==== Provided entries ====

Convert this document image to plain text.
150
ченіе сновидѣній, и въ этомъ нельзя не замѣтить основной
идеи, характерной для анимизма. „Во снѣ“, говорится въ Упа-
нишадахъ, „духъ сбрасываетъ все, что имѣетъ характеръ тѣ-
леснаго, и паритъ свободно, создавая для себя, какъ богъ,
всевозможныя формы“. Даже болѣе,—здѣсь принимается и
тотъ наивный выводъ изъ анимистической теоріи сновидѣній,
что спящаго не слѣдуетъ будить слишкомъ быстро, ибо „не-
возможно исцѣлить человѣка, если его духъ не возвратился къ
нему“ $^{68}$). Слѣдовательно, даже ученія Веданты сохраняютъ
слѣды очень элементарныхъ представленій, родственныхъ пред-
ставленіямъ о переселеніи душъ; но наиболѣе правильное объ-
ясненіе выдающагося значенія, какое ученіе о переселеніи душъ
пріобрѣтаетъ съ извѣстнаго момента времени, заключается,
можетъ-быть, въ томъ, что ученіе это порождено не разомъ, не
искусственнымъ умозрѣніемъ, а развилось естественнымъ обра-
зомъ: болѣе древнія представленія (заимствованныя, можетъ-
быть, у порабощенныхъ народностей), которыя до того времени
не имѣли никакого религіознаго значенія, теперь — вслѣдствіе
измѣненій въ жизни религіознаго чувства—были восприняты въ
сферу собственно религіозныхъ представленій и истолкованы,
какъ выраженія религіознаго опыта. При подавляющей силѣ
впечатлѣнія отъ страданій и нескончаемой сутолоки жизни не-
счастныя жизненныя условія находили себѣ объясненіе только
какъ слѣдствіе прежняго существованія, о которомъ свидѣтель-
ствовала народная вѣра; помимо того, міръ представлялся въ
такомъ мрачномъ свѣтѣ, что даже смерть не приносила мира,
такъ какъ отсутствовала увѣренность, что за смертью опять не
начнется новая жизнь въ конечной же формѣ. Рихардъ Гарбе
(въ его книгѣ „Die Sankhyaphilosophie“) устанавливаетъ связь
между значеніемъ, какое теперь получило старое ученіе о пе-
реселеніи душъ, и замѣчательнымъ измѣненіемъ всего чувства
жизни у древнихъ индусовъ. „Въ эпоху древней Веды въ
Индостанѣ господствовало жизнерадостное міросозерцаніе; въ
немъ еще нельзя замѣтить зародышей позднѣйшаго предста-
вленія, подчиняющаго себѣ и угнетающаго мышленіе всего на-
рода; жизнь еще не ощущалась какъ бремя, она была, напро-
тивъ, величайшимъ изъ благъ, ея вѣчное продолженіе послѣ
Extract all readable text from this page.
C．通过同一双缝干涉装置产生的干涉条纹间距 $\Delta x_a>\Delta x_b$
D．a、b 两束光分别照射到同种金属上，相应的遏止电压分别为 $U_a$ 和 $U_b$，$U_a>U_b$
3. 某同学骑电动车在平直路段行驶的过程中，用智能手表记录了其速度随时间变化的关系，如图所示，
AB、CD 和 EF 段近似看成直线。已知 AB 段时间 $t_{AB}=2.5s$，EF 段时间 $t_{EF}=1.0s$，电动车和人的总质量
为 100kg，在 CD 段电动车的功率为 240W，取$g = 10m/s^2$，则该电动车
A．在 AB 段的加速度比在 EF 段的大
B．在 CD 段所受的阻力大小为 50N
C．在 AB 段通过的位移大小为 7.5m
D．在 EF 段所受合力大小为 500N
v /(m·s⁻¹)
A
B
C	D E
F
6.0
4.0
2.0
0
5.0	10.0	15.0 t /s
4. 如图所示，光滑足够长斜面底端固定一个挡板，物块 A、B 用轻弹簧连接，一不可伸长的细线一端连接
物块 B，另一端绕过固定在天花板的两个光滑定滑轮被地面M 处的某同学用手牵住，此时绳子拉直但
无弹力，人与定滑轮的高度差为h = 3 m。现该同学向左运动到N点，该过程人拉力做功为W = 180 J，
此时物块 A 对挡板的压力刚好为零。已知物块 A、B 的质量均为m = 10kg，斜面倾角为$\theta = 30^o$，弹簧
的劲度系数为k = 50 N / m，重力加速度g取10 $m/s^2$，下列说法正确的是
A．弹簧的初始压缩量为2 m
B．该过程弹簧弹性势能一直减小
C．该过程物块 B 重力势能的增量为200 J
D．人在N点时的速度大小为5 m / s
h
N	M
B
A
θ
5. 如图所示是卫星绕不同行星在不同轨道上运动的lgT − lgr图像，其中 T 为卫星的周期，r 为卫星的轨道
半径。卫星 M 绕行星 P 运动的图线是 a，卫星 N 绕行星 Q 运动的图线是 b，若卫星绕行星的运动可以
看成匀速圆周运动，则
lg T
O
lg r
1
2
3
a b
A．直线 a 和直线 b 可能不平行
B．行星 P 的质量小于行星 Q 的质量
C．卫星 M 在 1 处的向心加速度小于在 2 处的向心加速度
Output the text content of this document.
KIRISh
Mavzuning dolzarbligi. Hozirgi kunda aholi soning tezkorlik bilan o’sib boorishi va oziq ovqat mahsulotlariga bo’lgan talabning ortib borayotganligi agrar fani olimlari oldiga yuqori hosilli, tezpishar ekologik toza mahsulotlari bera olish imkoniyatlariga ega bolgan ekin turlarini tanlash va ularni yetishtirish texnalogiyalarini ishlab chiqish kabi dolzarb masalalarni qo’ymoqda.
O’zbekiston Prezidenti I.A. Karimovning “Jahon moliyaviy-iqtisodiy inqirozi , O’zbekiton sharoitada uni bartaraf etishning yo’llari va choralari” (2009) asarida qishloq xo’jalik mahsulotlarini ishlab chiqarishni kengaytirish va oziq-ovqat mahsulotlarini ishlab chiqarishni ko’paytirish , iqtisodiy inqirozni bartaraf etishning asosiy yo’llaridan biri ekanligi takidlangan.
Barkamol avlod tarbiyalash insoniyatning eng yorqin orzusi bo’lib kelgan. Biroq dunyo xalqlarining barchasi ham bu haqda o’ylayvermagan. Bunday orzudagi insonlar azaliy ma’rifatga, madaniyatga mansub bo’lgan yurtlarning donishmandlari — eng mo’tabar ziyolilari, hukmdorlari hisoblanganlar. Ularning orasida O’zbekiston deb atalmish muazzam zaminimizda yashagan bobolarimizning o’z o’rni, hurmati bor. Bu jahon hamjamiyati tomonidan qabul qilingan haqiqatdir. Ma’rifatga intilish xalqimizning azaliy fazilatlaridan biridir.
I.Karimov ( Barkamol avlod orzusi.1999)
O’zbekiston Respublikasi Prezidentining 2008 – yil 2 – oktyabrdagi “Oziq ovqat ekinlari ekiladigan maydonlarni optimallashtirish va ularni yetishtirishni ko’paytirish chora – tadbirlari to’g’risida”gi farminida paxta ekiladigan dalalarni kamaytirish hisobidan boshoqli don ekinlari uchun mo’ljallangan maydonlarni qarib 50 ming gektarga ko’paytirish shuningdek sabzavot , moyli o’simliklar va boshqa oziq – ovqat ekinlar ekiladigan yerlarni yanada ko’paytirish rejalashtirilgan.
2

====

Produce an exact copy of the whole listing.

Right answer:
Convert this document image to plain text.
150
ченіе сновидѣній, и въ этомъ нельзя не замѣтить основной
идеи, характерной для анимизма. „Во снѣ“, говорится въ Упа-
нишадахъ, „духъ сбрасываетъ все, что имѣетъ характеръ тѣ-
леснаго, и паритъ свободно, создавая для себя, какъ богъ,
всевозможныя формы“. Даже болѣе,—здѣсь принимается и
тотъ наивный выводъ изъ анимистической теоріи сновидѣній,
что спящаго не слѣдуетъ будить слишкомъ быстро, ибо „не-
возможно исцѣлить человѣка, если его духъ не возвратился къ
нему“ $^{68}$). Слѣдовательно, даже ученія Веданты сохраняютъ
слѣды очень элементарныхъ представленій, родственныхъ пред-
ставленіямъ о переселеніи душъ; но наиболѣе правильное объ-
ясненіе выдающагося значенія, какое ученіе о переселеніи душъ
пріобрѣтаетъ съ извѣстнаго момента времени, заключается,
можетъ-быть, въ томъ, что ученіе это порождено не разомъ, не
искусственнымъ умозрѣніемъ, а развилось естественнымъ обра-
зомъ: болѣе древнія представленія (заимствованныя, можетъ-
быть, у порабощенныхъ народностей), которыя до того времени
не имѣли никакого религіознаго значенія, теперь — вслѣдствіе
измѣненій въ жизни религіознаго чувства—были восприняты въ
сферу собственно религіозныхъ представленій и истолкованы,
какъ выраженія религіознаго опыта. При подавляющей силѣ
впечатлѣнія отъ страданій и нескончаемой сутолоки жизни не-
счастныя жизненныя условія находили себѣ объясненіе только
какъ слѣдствіе прежняго существованія, о которомъ свидѣтель-
ствовала народная вѣра; помимо того, міръ представлялся въ
такомъ мрачномъ свѣтѣ, что даже смерть не приносила мира,
такъ какъ отсутствовала увѣренность, что за смертью опять не
начнется новая жизнь въ конечной же формѣ. Рихардъ Гарбе
(въ его книгѣ „Die Sankhyaphilosophie“) устанавливаетъ связь
между значеніемъ, какое теперь получило старое ученіе о пе-
реселеніи душъ, и замѣчательнымъ измѣненіемъ всего чувства
жизни у древнихъ индусовъ. „Въ эпоху древней Веды въ
Индостанѣ господствовало жизнерадостное міросозерцаніе; въ
немъ еще нельзя замѣтить зародышей позднѣйшаго предста-
вленія, подчиняющаго себѣ и угнетающаго мышленіе всего на-
рода; жизнь еще не ощущалась какъ бремя, она была, напро-
тивъ, величайшимъ изъ благъ, ея вѣчное продолженіе послѣ
Extract all readable text from this page.
C．通过同一双缝干涉装置产生的干涉条纹间距 $\Delta x_a>\Delta x_b$
D．a、b 两束光分别照射到同种金属上，相应的遏止电压分别为 $U_a$ 和 $U_b$，$U_a>U_b$
3. 某同学骑电动车在平直路段行驶的过程中，用智能手表记录了其速度随时间变化的关系，如图所示，
AB、CD 和 EF 段近似看成直线。已知 AB 段时间 $t_{AB}=2.5s$，EF 段时间 $t_{EF}=1.0s$，电动车和人的总质量
为 100kg，在 CD 段电动车的功率为 240W，取$g = 10m/s^2$，则该电动车
A．在 AB 段的加速度比在 EF 段的大
B．在 CD 段所受的阻力大小为 50N
C．在 AB 段通过的位移大小为 7.5m
D．在 EF 段所受合力大小为 500N
v /(m·s⁻¹)
A
B
C	D E
F
6.0
4.0
2.0
0
5.0	10.0	15.0 t /s
4. 如图所示，光滑足够长斜面底端固定一个挡板，物块 A、B 用轻弹簧连接，一不可伸长的细线一端连接
物块 B，另一端绕过固定在天花板的两个光滑定滑轮被地面M 处的某同学用手牵住，此时绳子拉直但
无弹力，人与定滑轮的高度差为h = 3 m。现该同学向左运动到N点，该过程人拉力做功为W = 180 J，
此时物块 A 对挡板的压力刚好为零。已知物块 A、B 的质量均为m = 10kg，斜面倾角为$\theta = 30^o$，弹簧
的劲度系数为k = 50 N / m，重力加速度g取10 $m/s^2$，下列说法正确的是
A．弹簧的初始压缩量为2 m
B．该过程弹簧弹性势能一直减小
C．该过程物块 B 重力势能的增量为200 J
D．人在N点时的速度大小为5 m / s
h
N	M
B
A
θ
5. 如图所示是卫星绕不同行星在不同轨道上运动的lgT − lgr图像，其中 T 为卫星的周期，r 为卫星的轨道
半径。卫星 M 绕行星 P 运动的图线是 a，卫星 N 绕行星 Q 运动的图线是 b，若卫星绕行星的运动可以
看成匀速圆周运动，则
lg T
O
lg r
1
2
3
a b
A．直线 a 和直线 b 可能不平行
B．行星 P 的质量小于行星 Q 的质量
C．卫星 M 在 1 处的向心加速度小于在 2 处的向心加速度
Output the text content of this document.
KIRISh
Mavzuning dolzarbligi. Hozirgi kunda aholi soning tezkorlik bilan o’sib boorishi va oziq ovqat mahsulotlariga bo’lgan talabning ortib borayotganligi agrar fani olimlari oldiga yuqori hosilli, tezpishar ekologik toza mahsulotlari bera olish imkoniyatlariga ega bolgan ekin turlarini tanlash va ularni yetishtirish texnalogiyalarini ishlab chiqish kabi dolzarb masalalarni qo’ymoqda.
O’zbekiston Prezidenti I.A. Karimovning “Jahon moliyaviy-iqtisodiy inqirozi , O’zbekiton sharoitada uni bartaraf etishning yo’llari va choralari” (2009) asarida qishloq xo’jalik mahsulotlarini ishlab chiqarishni kengaytirish va oziq-ovqat mahsulotlarini ishlab chiqarishni ko’paytirish , iqtisodiy inqirozni bartaraf etishning asosiy yo’llaridan biri ekanligi takidlangan.
Barkamol avlod tarbiyalash insoniyatning eng yorqin orzusi bo’lib kelgan. Biroq dunyo xalqlarining barchasi ham bu haqda o’ylayvermagan. Bunday orzudagi insonlar azaliy ma’rifatga, madaniyatga mansub bo’lgan yurtlarning donishmandlari — eng mo’tabar ziyolilari, hukmdorlari hisoblanganlar. Ularning orasida O’zbekiston deb atalmish muazzam zaminimizda yashagan bobolarimizning o’z o’rni, hurmati bor. Bu jahon hamjamiyati tomonidan qabul qilingan haqiqatdir. Ma’rifatga intilish xalqimizning azaliy fazilatlaridan biridir.
I.Karimov ( Barkamol avlod orzusi.1999)
O’zbekiston Respublikasi Prezidentining 2008 – yil 2 – oktyabrdagi “Oziq ovqat ekinlari ekiladigan maydonlarni optimallashtirish va ularni yetishtirishni ko’paytirish chora – tadbirlari to’g’risida”gi farminida paxta ekiladigan dalalarni kamaytirish hisobidan boshoqli don ekinlari uchun mo’ljallangan maydonlarni qarib 50 ming gektarga ko’paytirish shuningdek sabzavot , moyli o’simliklar va boshqa oziq – ovqat ekinlar ekiladigan yerlarni yanada ko’paytirish rejalashtirilgan.
2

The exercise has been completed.